**Task goal**
Go through the material below and copy each line where the word "libro" appears.

Saved entries
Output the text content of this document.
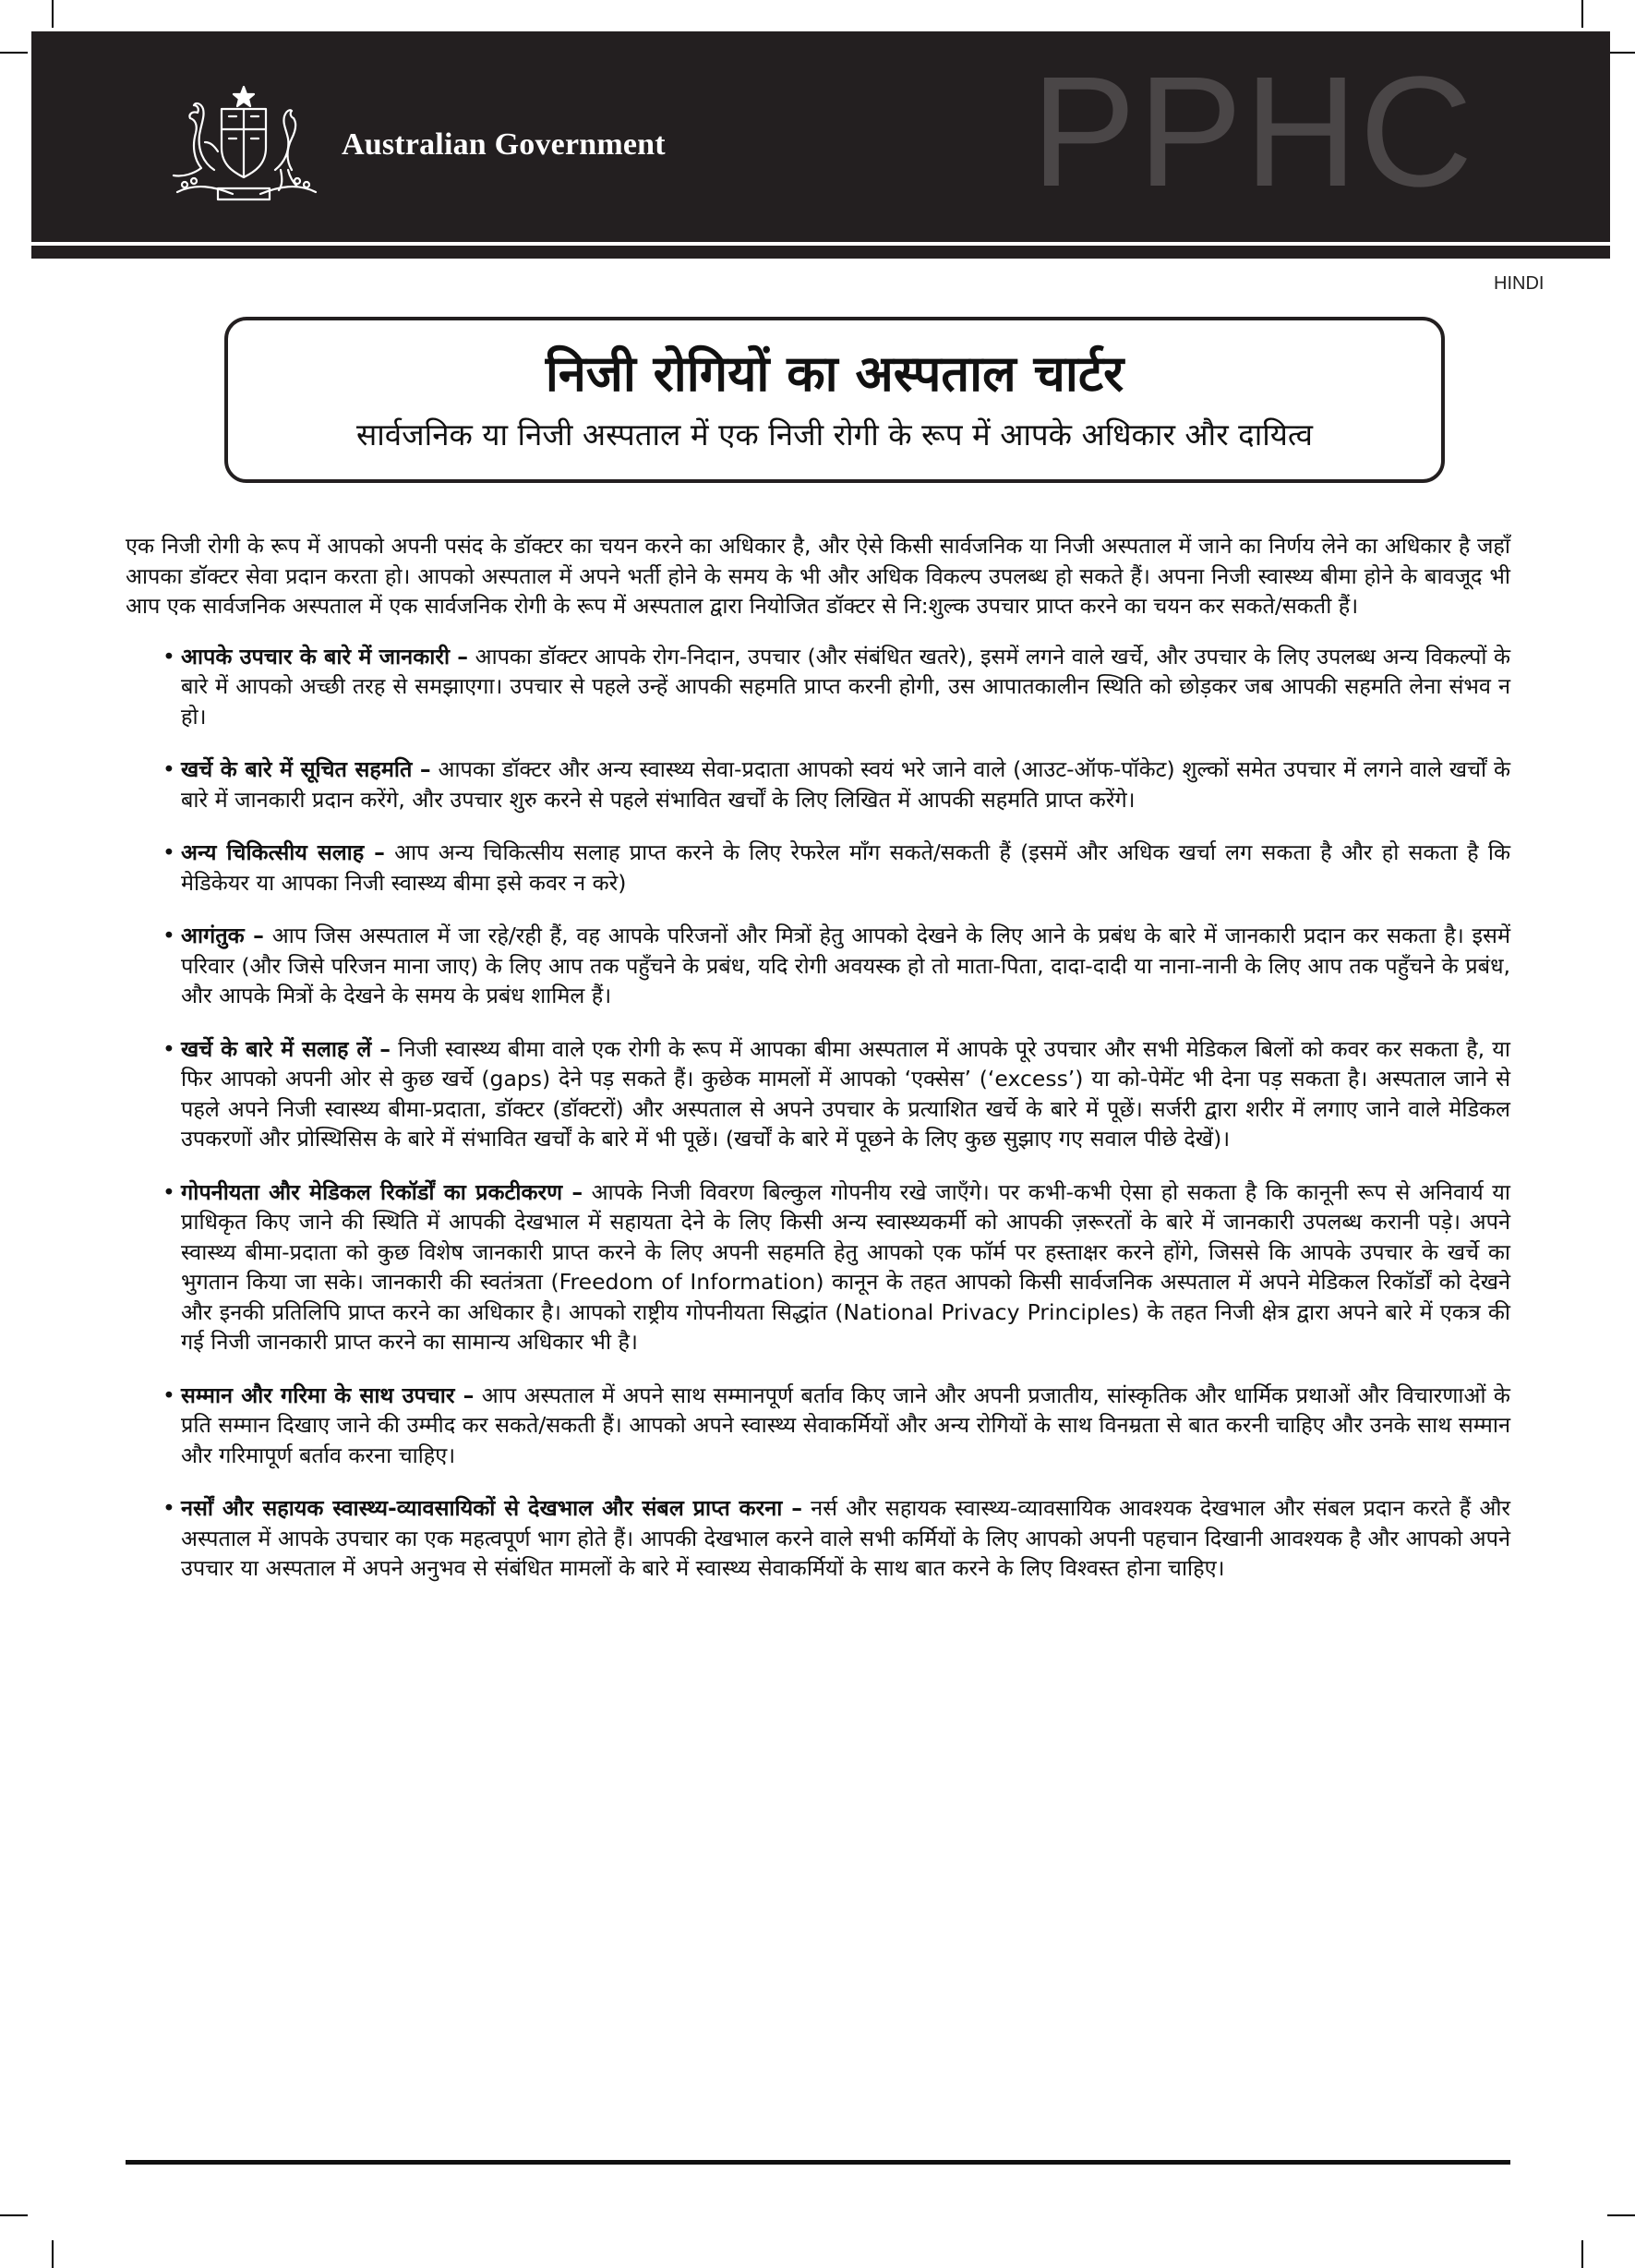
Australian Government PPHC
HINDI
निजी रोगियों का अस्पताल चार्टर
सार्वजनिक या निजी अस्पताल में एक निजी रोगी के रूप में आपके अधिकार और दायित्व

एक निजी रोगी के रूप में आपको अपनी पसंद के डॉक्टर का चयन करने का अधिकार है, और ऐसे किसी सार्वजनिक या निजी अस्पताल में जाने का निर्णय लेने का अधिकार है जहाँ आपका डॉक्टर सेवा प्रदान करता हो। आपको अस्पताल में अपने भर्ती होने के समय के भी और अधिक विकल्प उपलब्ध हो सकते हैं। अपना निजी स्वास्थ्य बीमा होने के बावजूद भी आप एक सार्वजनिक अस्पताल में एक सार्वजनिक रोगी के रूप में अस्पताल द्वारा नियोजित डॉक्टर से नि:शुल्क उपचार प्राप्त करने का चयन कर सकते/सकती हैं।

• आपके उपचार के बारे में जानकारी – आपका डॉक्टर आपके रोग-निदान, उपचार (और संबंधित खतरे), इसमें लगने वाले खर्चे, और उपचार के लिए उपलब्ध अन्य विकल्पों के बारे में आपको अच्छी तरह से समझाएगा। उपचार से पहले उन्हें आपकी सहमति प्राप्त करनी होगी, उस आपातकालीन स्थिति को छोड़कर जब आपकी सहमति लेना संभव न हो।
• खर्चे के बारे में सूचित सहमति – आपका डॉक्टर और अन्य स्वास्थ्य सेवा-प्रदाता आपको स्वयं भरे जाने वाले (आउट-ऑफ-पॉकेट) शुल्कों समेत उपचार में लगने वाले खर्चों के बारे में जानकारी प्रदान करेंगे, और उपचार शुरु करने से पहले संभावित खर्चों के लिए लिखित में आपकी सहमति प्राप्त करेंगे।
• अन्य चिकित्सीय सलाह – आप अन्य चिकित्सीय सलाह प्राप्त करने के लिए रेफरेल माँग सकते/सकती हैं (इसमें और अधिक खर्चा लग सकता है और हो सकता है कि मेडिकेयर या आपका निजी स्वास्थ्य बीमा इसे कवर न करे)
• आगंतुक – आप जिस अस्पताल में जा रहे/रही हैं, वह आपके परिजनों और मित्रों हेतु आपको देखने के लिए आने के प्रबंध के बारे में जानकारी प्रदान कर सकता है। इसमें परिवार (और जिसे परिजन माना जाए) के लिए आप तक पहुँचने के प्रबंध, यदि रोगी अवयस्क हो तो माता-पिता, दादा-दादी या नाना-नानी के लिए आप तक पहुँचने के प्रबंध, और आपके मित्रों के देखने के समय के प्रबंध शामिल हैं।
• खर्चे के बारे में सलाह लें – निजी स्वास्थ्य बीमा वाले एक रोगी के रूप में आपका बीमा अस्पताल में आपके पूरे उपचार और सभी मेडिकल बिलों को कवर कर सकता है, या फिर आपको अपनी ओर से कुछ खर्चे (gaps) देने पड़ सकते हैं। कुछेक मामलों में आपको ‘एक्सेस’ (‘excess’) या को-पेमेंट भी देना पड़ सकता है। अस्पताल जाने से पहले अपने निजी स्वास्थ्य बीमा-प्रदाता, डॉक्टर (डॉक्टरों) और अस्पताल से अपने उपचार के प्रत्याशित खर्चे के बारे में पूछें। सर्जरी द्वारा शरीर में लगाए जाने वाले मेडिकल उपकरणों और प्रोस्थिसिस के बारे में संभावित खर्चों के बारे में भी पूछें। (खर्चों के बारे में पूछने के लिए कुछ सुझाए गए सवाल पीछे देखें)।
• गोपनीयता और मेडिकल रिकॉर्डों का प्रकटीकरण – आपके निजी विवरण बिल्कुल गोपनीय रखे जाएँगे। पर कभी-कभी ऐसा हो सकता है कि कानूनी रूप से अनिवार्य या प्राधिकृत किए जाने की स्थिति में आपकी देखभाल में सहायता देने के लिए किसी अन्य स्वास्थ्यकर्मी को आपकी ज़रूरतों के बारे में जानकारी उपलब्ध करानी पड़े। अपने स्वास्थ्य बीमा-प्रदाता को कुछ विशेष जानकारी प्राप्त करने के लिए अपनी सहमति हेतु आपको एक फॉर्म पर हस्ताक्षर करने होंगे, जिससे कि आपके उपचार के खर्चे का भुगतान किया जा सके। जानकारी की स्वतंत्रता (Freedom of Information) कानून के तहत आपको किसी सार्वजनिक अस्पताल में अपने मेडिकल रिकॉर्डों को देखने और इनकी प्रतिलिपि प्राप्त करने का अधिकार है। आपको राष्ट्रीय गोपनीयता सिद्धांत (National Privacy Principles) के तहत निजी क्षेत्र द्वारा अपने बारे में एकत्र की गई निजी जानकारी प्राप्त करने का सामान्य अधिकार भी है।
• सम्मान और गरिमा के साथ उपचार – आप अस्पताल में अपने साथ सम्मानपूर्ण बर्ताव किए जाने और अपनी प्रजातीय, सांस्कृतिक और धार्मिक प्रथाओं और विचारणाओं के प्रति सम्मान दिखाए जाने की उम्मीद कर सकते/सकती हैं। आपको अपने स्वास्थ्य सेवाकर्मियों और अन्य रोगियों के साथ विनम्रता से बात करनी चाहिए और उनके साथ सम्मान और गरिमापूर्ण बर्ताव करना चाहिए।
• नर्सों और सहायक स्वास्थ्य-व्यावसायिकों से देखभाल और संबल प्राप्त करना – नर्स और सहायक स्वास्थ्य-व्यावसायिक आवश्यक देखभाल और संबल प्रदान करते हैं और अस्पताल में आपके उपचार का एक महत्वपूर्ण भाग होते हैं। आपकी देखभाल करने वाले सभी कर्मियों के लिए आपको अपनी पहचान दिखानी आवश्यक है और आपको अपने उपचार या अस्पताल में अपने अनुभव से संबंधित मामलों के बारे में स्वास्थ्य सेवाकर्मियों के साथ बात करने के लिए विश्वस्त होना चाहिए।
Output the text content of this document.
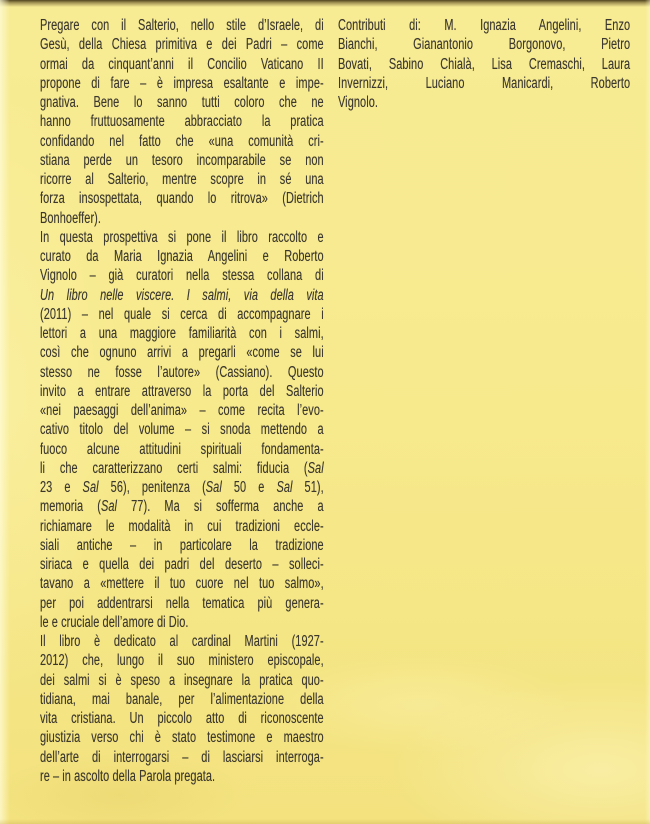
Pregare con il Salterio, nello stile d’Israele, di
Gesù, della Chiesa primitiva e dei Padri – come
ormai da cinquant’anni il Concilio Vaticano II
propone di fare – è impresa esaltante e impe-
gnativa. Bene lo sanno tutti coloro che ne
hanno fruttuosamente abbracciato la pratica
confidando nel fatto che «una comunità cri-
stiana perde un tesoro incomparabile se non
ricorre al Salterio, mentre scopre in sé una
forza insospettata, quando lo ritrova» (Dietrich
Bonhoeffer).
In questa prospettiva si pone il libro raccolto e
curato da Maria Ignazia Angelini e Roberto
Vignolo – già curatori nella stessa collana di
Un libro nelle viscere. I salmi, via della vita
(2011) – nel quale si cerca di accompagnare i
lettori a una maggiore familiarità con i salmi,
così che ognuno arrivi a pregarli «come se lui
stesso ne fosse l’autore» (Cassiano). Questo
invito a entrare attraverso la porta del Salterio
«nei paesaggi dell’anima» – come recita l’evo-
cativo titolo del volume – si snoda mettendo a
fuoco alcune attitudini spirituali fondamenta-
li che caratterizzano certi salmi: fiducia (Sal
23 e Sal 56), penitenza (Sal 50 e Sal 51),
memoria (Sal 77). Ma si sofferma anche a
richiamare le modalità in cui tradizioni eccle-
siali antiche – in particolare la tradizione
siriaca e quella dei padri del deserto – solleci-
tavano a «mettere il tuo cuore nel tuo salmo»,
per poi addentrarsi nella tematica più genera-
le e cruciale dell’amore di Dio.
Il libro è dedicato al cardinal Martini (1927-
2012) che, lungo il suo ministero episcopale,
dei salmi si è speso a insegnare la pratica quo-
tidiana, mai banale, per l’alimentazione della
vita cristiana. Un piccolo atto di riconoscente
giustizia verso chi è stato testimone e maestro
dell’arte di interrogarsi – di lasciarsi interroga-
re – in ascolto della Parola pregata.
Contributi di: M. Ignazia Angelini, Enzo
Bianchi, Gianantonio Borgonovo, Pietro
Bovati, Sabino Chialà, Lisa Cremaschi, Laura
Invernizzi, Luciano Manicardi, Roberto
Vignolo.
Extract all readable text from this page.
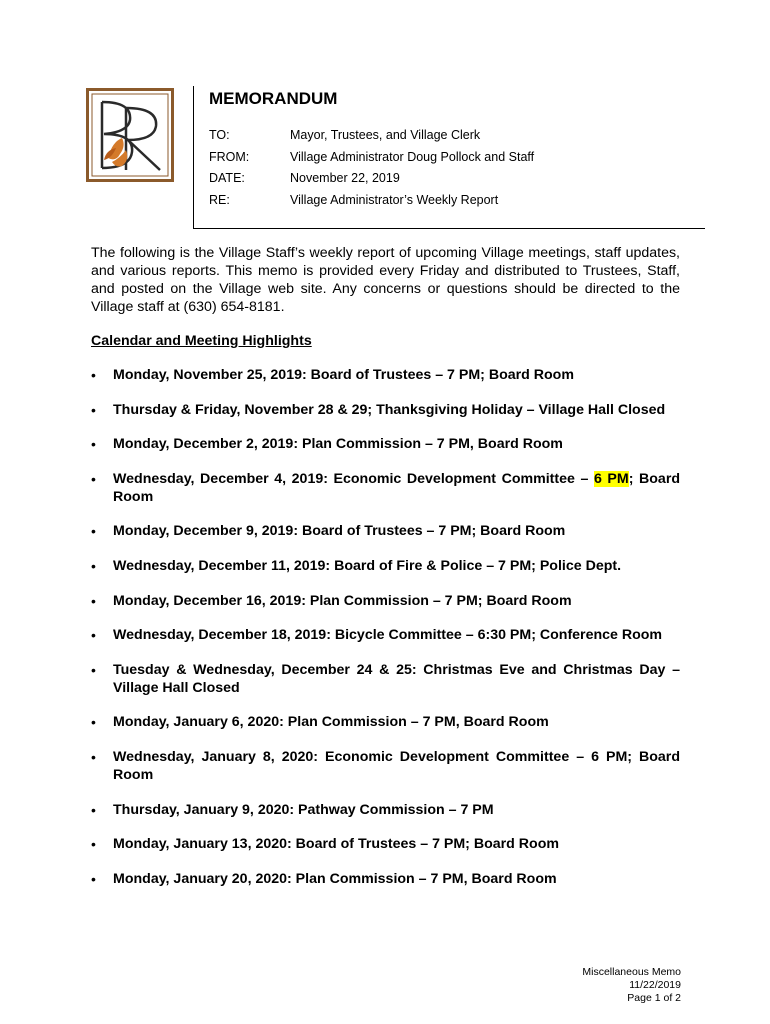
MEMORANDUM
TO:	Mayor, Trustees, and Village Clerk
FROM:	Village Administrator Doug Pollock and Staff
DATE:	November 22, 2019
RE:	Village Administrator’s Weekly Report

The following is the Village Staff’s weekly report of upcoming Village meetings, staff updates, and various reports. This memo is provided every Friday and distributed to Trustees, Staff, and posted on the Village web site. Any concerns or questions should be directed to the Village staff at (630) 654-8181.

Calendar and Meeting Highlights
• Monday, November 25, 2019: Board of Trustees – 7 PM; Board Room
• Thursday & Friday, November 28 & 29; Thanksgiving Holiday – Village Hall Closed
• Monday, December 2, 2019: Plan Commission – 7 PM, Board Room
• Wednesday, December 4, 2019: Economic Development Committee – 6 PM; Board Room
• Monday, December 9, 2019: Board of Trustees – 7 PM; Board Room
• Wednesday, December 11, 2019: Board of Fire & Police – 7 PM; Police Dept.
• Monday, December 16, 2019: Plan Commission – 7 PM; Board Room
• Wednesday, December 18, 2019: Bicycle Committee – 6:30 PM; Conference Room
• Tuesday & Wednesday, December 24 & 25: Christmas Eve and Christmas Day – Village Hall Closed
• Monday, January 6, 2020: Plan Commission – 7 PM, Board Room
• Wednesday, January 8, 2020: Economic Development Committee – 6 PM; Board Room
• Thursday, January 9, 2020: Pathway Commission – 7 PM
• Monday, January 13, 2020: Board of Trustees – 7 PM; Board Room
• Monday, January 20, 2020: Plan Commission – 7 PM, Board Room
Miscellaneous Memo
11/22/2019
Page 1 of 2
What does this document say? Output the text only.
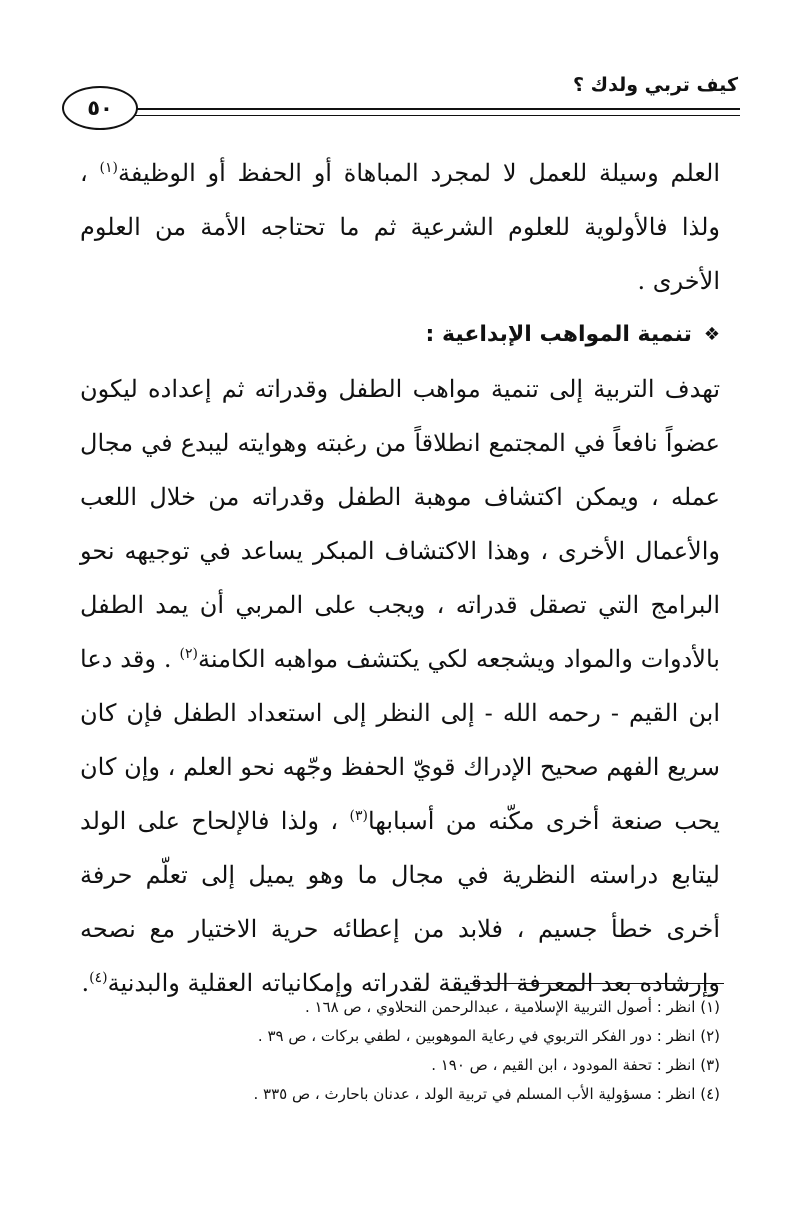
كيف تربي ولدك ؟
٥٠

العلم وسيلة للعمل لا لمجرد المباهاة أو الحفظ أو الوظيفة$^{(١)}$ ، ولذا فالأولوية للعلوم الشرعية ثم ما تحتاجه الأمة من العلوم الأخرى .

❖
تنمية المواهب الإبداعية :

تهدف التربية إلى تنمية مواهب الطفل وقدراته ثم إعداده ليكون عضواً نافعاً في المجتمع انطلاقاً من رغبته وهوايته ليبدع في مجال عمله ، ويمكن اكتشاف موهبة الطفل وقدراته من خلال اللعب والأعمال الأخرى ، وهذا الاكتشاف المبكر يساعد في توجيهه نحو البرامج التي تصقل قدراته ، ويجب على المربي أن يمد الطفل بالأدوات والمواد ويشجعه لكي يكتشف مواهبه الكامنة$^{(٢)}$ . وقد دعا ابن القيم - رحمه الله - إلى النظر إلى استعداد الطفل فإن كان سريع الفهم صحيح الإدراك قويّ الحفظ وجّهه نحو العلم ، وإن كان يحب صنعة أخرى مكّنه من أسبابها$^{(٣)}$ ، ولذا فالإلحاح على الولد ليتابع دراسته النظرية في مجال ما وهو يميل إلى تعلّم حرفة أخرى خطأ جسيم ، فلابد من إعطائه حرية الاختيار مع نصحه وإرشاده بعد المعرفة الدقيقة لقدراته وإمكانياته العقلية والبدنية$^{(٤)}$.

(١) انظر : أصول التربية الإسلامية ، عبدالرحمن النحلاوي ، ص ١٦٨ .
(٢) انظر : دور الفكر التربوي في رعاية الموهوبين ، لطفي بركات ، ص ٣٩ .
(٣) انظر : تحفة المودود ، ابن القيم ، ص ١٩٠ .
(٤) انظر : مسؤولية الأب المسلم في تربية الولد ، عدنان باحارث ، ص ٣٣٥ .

**Full answer**
In questa prospettiva si pone il libro raccolto e
Un libro nelle viscere. I salmi, via della vita
Il libro è dedicato al cardinal Martini (1927-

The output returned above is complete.